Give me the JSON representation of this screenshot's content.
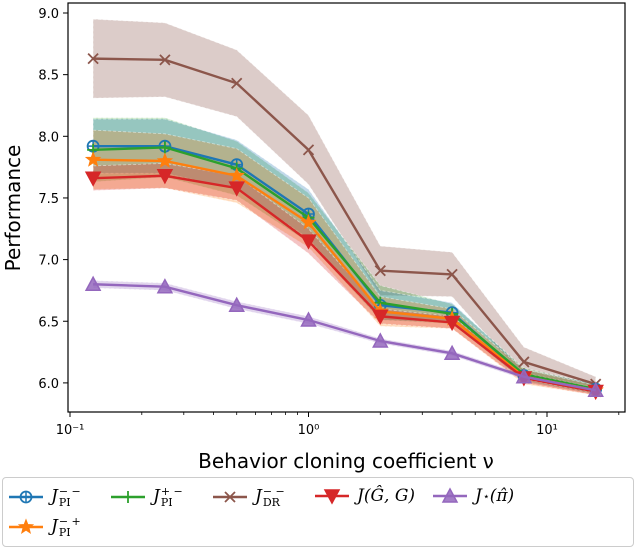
{
  "chart_data": {
    "type": "line",
    "title": "",
    "xlabel": "Behavior cloning coefficient ν",
    "ylabel": "Performance",
    "xscale": "log",
    "xlim": [
      0.1,
      20
    ],
    "ylim": [
      5.85,
      9.08
    ],
    "xticks": [
      {
        "v": 0.1,
        "label": "10⁻¹"
      },
      {
        "v": 1,
        "label": "10⁰"
      },
      {
        "v": 10,
        "label": "10¹"
      }
    ],
    "yticks": [
      "6.0",
      "6.5",
      "7.0",
      "7.5",
      "8.0",
      "8.5",
      "9.0"
    ],
    "grid": false,
    "legend_placement": "below",
    "x": [
      0.125,
      0.25,
      0.5,
      1,
      2,
      4,
      8,
      16
    ],
    "series": [
      {
        "name": "J_PI^{--}",
        "base": "J",
        "sub": "PI",
        "sup": "− −",
        "color": "#1f77b4",
        "marker": "circle-plus",
        "values": [
          7.92,
          7.92,
          7.77,
          7.37,
          6.63,
          6.57,
          6.06,
          5.95
        ],
        "band": [
          0.22,
          0.22,
          0.2,
          0.2,
          0.12,
          0.08,
          0.05,
          0.04
        ]
      },
      {
        "name": "J_PI^{+-}",
        "base": "J",
        "sub": "PI",
        "sup": "+ −",
        "color": "#2ca02c",
        "marker": "plus",
        "values": [
          7.89,
          7.91,
          7.74,
          7.34,
          6.65,
          6.56,
          6.07,
          5.95
        ],
        "band": [
          0.26,
          0.24,
          0.22,
          0.2,
          0.14,
          0.08,
          0.05,
          0.04
        ]
      },
      {
        "name": "J_DR^{--}",
        "base": "J",
        "sub": "DR",
        "sup": "− −",
        "color": "#8c564b",
        "marker": "x",
        "values": [
          8.63,
          8.62,
          8.43,
          7.89,
          6.91,
          6.88,
          6.17,
          5.99
        ],
        "band": [
          0.32,
          0.3,
          0.27,
          0.28,
          0.2,
          0.18,
          0.12,
          0.06
        ]
      },
      {
        "name": "J(Ĝ,G)",
        "base": "J(Ĝ, G)",
        "sub": "",
        "sup": "",
        "color": "#d62728",
        "marker": "triangle-down",
        "values": [
          7.66,
          7.68,
          7.58,
          7.15,
          6.54,
          6.49,
          6.04,
          5.93
        ],
        "band": [
          0.1,
          0.1,
          0.1,
          0.1,
          0.06,
          0.05,
          0.04,
          0.03
        ]
      },
      {
        "name": "J*(π̂)",
        "base": "J",
        "sub": "",
        "sup": "⋆",
        "tail": "(π̂)",
        "color": "#9467bd",
        "marker": "triangle-up",
        "values": [
          6.8,
          6.78,
          6.63,
          6.51,
          6.34,
          6.24,
          6.05,
          5.94
        ],
        "band": [
          0.03,
          0.03,
          0.03,
          0.03,
          0.02,
          0.02,
          0.02,
          0.02
        ]
      },
      {
        "name": "J_PI^{-+}",
        "base": "J",
        "sub": "PI",
        "sup": "− +",
        "color": "#ff7f0e",
        "marker": "star",
        "values": [
          7.81,
          7.8,
          7.68,
          7.3,
          6.58,
          6.52,
          6.05,
          5.94
        ],
        "band": [
          0.24,
          0.22,
          0.22,
          0.2,
          0.12,
          0.08,
          0.06,
          0.04
        ]
      }
    ]
  }
}
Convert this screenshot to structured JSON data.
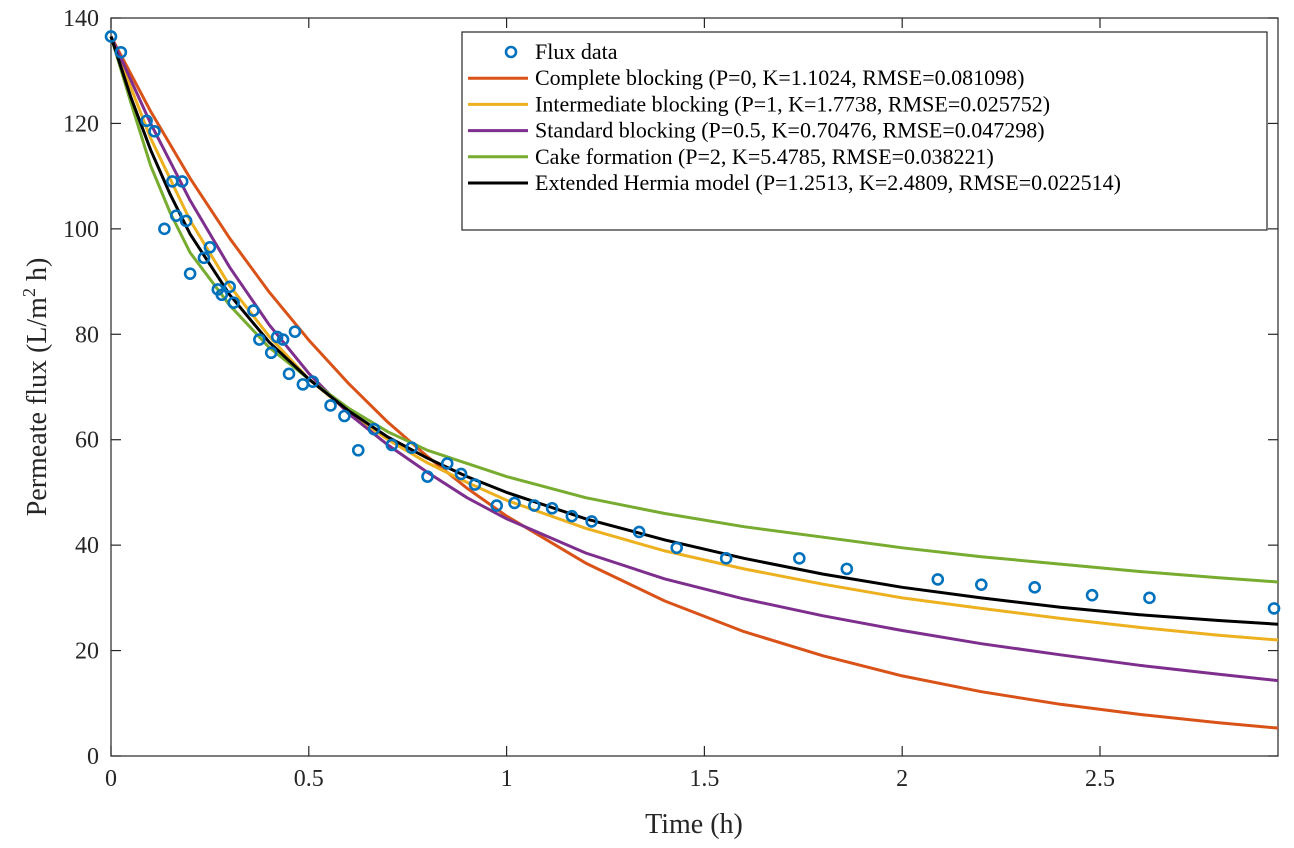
{
  "chart_data": {
    "type": "line",
    "xlabel": "Time (h)",
    "ylabel": "Permeate flux (L/m² h)",
    "ylabel_parts": {
      "pre": "Permeate flux (L/m",
      "sup": "2",
      "post": " h)"
    },
    "xlim": [
      0,
      2.95
    ],
    "ylim": [
      0,
      140
    ],
    "x_ticks": [
      0,
      0.5,
      1,
      1.5,
      2,
      2.5
    ],
    "y_ticks": [
      0,
      20,
      40,
      60,
      80,
      100,
      120,
      140
    ],
    "grid": false,
    "legend_position": "top-right",
    "scatter": {
      "name": "Flux data",
      "color": "#0072BD",
      "x": [
        0.0,
        0.025,
        0.09,
        0.11,
        0.135,
        0.155,
        0.165,
        0.18,
        0.19,
        0.2,
        0.235,
        0.25,
        0.27,
        0.28,
        0.3,
        0.31,
        0.36,
        0.375,
        0.405,
        0.42,
        0.435,
        0.45,
        0.465,
        0.485,
        0.51,
        0.555,
        0.59,
        0.625,
        0.665,
        0.71,
        0.76,
        0.8,
        0.85,
        0.885,
        0.92,
        0.975,
        1.02,
        1.07,
        1.115,
        1.165,
        1.215,
        1.335,
        1.43,
        1.555,
        1.74,
        1.86,
        2.09,
        2.2,
        2.335,
        2.48,
        2.625,
        2.94
      ],
      "y": [
        136.5,
        133.5,
        120.5,
        118.5,
        100.0,
        109.0,
        102.5,
        109.0,
        101.5,
        91.5,
        94.5,
        96.5,
        88.5,
        87.5,
        89.0,
        86.0,
        84.5,
        79.0,
        76.5,
        79.5,
        79.0,
        72.5,
        80.5,
        70.5,
        71.0,
        66.5,
        64.5,
        58.0,
        62.0,
        59.0,
        58.5,
        53.0,
        55.5,
        53.5,
        51.5,
        47.5,
        48.0,
        47.5,
        47.0,
        45.5,
        44.5,
        42.5,
        39.5,
        37.5,
        37.5,
        35.5,
        33.5,
        32.5,
        32.0,
        30.5,
        30.0,
        28.0
      ]
    },
    "series": [
      {
        "name": "Complete blocking (P=0, K=1.1024, RMSE=0.081098)",
        "color": "#D95319",
        "x": [
          0,
          0.1,
          0.2,
          0.3,
          0.4,
          0.5,
          0.6,
          0.7,
          0.8,
          0.9,
          1.0,
          1.2,
          1.4,
          1.6,
          1.8,
          2.0,
          2.2,
          2.4,
          2.6,
          2.8,
          2.95
        ],
        "y": [
          136.5,
          122.3,
          109.6,
          98.2,
          88.0,
          78.9,
          70.7,
          63.3,
          56.8,
          50.8,
          45.5,
          36.6,
          29.4,
          23.6,
          19.0,
          15.2,
          12.2,
          9.8,
          7.9,
          6.3,
          5.3
        ]
      },
      {
        "name": "Intermediate blocking (P=1, K=1.7738, RMSE=0.025752)",
        "color": "#EDB120",
        "x": [
          0,
          0.1,
          0.2,
          0.3,
          0.4,
          0.5,
          0.6,
          0.7,
          0.8,
          0.9,
          1.0,
          1.2,
          1.4,
          1.6,
          1.8,
          2.0,
          2.2,
          2.4,
          2.6,
          2.8,
          2.95
        ],
        "y": [
          136.5,
          117.2,
          101.6,
          89.2,
          79.6,
          71.5,
          65.3,
          60.0,
          55.6,
          51.9,
          48.5,
          43.2,
          38.9,
          35.5,
          32.6,
          30.0,
          28.0,
          26.1,
          24.4,
          22.9,
          22.0
        ]
      },
      {
        "name": "Standard blocking (P=0.5, K=0.70476, RMSE=0.047298)",
        "color": "#7E2F8E",
        "x": [
          0,
          0.1,
          0.2,
          0.3,
          0.4,
          0.5,
          0.6,
          0.7,
          0.8,
          0.9,
          1.0,
          1.2,
          1.4,
          1.6,
          1.8,
          2.0,
          2.2,
          2.4,
          2.6,
          2.8,
          2.95
        ],
        "y": [
          136.5,
          120.0,
          105.4,
          92.7,
          81.8,
          72.6,
          65.0,
          59.0,
          53.8,
          49.0,
          45.0,
          38.5,
          33.6,
          29.8,
          26.6,
          23.8,
          21.3,
          19.2,
          17.2,
          15.5,
          14.3
        ]
      },
      {
        "name": "Cake formation (P=2, K=5.4785, RMSE=0.038221)",
        "color": "#77AC30",
        "x": [
          0,
          0.05,
          0.1,
          0.15,
          0.2,
          0.3,
          0.4,
          0.5,
          0.6,
          0.7,
          0.8,
          0.9,
          1.0,
          1.2,
          1.4,
          1.6,
          1.8,
          2.0,
          2.2,
          2.4,
          2.6,
          2.8,
          2.95
        ],
        "y": [
          136.5,
          124.0,
          112.0,
          103.0,
          95.5,
          85.5,
          77.5,
          71.5,
          66.0,
          61.5,
          58.0,
          55.5,
          53.0,
          49.0,
          46.0,
          43.5,
          41.5,
          39.5,
          37.8,
          36.4,
          35.0,
          33.8,
          33.0
        ]
      },
      {
        "name": "Extended Hermia model (P=1.2513, K=2.4809, RMSE=0.022514)",
        "color": "#000000",
        "x": [
          0,
          0.05,
          0.1,
          0.15,
          0.2,
          0.3,
          0.4,
          0.5,
          0.6,
          0.7,
          0.8,
          0.9,
          1.0,
          1.2,
          1.4,
          1.6,
          1.8,
          2.0,
          2.2,
          2.4,
          2.6,
          2.8,
          2.95
        ],
        "y": [
          136.5,
          125.0,
          115.0,
          106.5,
          99.0,
          87.5,
          78.5,
          71.5,
          65.5,
          60.5,
          56.5,
          53.0,
          50.0,
          45.0,
          41.0,
          37.5,
          34.5,
          32.0,
          30.0,
          28.2,
          26.8,
          25.7,
          25.0
        ]
      }
    ]
  }
}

-------------------------

EXERCISE BRIEF:
Scan the records above for the string "this", then select every line that holds it.

EXPECTED OUTPUT:
Give me the JSON representation of this screenshot's content.
Convert this screenshot to structured JSON data.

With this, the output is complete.